* [Material supplied]:
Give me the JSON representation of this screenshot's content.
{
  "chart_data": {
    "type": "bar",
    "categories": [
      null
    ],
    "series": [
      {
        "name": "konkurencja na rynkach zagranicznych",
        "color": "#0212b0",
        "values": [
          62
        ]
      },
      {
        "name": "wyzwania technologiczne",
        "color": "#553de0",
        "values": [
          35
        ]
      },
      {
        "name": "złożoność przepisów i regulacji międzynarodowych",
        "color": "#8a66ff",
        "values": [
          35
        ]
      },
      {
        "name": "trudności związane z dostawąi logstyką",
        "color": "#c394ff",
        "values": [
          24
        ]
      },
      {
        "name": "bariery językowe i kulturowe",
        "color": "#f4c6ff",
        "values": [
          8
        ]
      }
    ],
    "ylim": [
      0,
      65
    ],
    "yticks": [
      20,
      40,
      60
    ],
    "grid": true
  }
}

* [Short exercise]: Repeat the records exactly, including every line.

* [The answer]:
Give me the JSON representation of this screenshot's content.
{
  "chart_data": {
    "type": "bar",
    "categories": [
      null
    ],
    "series": [
      {
        "name": "konkurencja na rynkach zagranicznych",
        "color": "#0212b0",
        "values": [
          62
        ]
      },
      {
        "name": "wyzwania technologiczne",
        "color": "#553de0",
        "values": [
          35
        ]
      },
      {
        "name": "złożoność przepisów i regulacji międzynarodowych",
        "color": "#8a66ff",
        "values": [
          35
        ]
      },
      {
        "name": "trudności związane z dostawąi logstyką",
        "color": "#c394ff",
        "values": [
          24
        ]
      },
      {
        "name": "bariery językowe i kulturowe",
        "color": "#f4c6ff",
        "values": [
          8
        ]
      }
    ],
    "ylim": [
      0,
      65
    ],
    "yticks": [
      20,
      40,
      60
    ],
    "grid": true
  }
}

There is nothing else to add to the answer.